課題の内容:
掲載文のうち、「例のまっ黒な物体は、予想以上にいろんな機能を果たしていたらしい。」を含む語句で始まり「人間がいままでだれひとり経験したことのない意識の領域にはいった。」で終わる部分を、一字も変えずに抜き出してもらえますか？

掲載文:
----
この小説では、あの映画のシーンが何だったのかの説明が書かれています。
要するに、人間の世界を表面的に撮影し、それを再構成してみせている。
単なる仮想現実ではなく、手で触ることができる。 しかし、中身は
ない物体がそこにある。
p309
ヘルメットがはずれると、ほんのわずか持ち上げて密閉状態を解き、おそるおそる
一息吸った。 どう考えても、まったく正常な空気だった。
・・・かけらを口に入れると、よくかんで吞み込んだ。 おいしいが、風味はどう
形容してよいかわからないほどとらえどころがなかった。
・・・餓死の心配はこれでなくなった。
p312
どの番組も、およそ二年前のものだった。 ちょうどTMA・1が発見された時期であり、
偶然の一致とは思えなかった。 地球の電波がモニターされていたのだ。
例のまっ黒な物体は、予想以上にいろんな機能を果たしていたらしい。
==>> その異様なホテルのような空間にあるものは、見た目は似ていても全く
味が異なる食べ物や、テレビ番組は月面にあったモノリスから送られてきた
と思われる番組であったり、少なくとも、空気は宇宙服がなくても生きられる
というように、ボーマン船長は、ある意味で歓迎されているような場所で
あるようです。
p313
眠ったまま、デイビッド・ボーマンはしきりに身じろぎした。 目がさめたのでも
夢見ているのでもないが、いまはまったくの無意識ではなかった。 霧が森のなかを
這うように、何かが心に侵入してきた。
p314
その啓示というか幻影はひとときで終わった。 つぎの瞬間、平面と格子の澄み切った
ながめ、動く光が結ぶ透視図の連なりはまたたいて消え、デイビッド・ボーマンは、
人間がいままでだれひとり経験したことのない意識の領域にはいった。
----
保存データ:
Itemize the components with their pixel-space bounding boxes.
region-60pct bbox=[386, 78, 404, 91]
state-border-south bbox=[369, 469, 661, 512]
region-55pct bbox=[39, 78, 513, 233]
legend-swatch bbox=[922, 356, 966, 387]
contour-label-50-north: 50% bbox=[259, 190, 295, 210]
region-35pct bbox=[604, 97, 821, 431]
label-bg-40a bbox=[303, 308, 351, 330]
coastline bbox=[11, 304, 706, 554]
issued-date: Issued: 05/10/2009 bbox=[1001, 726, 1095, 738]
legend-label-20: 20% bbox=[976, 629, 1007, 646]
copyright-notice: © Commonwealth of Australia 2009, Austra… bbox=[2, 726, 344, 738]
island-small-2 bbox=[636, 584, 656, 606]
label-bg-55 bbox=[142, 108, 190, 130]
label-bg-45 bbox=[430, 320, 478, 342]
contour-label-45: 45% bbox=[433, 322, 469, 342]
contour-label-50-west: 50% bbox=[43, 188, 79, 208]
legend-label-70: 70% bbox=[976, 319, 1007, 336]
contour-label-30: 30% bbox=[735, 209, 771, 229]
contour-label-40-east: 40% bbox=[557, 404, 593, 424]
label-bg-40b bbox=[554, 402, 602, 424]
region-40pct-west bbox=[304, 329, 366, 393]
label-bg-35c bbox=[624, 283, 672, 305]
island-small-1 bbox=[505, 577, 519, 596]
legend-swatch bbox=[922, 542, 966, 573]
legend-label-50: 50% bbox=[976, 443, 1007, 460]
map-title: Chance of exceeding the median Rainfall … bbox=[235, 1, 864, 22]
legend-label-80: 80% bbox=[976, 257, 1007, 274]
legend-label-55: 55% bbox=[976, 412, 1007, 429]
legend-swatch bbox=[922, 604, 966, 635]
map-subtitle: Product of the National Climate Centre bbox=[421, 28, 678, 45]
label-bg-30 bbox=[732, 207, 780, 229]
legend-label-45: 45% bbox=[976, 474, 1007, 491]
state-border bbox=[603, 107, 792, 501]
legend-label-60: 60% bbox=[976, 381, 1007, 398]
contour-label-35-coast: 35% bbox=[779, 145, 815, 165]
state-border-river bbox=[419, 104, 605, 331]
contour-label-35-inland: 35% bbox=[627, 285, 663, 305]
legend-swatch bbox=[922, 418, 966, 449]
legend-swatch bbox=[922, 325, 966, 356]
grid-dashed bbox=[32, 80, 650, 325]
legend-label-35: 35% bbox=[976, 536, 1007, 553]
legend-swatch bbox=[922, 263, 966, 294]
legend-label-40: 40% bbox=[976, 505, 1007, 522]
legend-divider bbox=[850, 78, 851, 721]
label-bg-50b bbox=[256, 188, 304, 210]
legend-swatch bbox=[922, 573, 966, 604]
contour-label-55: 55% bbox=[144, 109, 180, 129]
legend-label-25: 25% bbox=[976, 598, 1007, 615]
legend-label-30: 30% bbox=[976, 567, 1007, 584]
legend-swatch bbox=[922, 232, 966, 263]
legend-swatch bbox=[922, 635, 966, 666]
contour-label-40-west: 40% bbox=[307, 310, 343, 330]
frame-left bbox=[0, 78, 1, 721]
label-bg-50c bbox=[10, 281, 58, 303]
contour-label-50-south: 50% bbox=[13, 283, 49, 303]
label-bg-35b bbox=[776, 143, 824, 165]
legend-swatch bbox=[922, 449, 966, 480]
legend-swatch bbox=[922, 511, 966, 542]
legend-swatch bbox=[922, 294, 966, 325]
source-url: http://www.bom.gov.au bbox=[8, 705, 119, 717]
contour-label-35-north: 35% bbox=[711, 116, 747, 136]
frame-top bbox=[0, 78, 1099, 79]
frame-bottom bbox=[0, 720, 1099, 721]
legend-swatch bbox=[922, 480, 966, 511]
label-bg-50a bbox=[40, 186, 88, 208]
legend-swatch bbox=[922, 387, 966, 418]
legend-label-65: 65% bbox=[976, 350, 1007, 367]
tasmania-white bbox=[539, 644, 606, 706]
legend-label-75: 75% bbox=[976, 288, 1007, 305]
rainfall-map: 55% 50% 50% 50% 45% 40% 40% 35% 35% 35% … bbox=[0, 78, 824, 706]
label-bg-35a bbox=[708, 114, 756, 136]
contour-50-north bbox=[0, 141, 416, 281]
----
解答欄:
例のまっ黒な物体は、予想以上にいろんな機能を果たしていたらしい。
==>> その異様なホテルのような空間にあるものは、見た目は似ていても全く
味が異なる食べ物や、テレビ番組は月面にあったモノリスから送られてきた
と思われる番組であったり、少なくとも、空気は宇宙服がなくても生きられる
というように、ボーマン船長は、ある意味で歓迎されているような場所で
あるようです。
p313
眠ったまま、デイビッド・ボーマンはしきりに身じろぎした。 目がさめたのでも
夢見ているのでもないが、いまはまったくの無意識ではなかった。 霧が森のなかを
這うように、何かが心に侵入してきた。
p314
その啓示というか幻影はひとときで終わった。 つぎの瞬間、平面と格子の澄み切った
ながめ、動く光が結ぶ透視図の連なりはまたたいて消え、デイビッド・ボーマンは、
人間がいままでだれひとり経験したことのない意識の領域にはいった。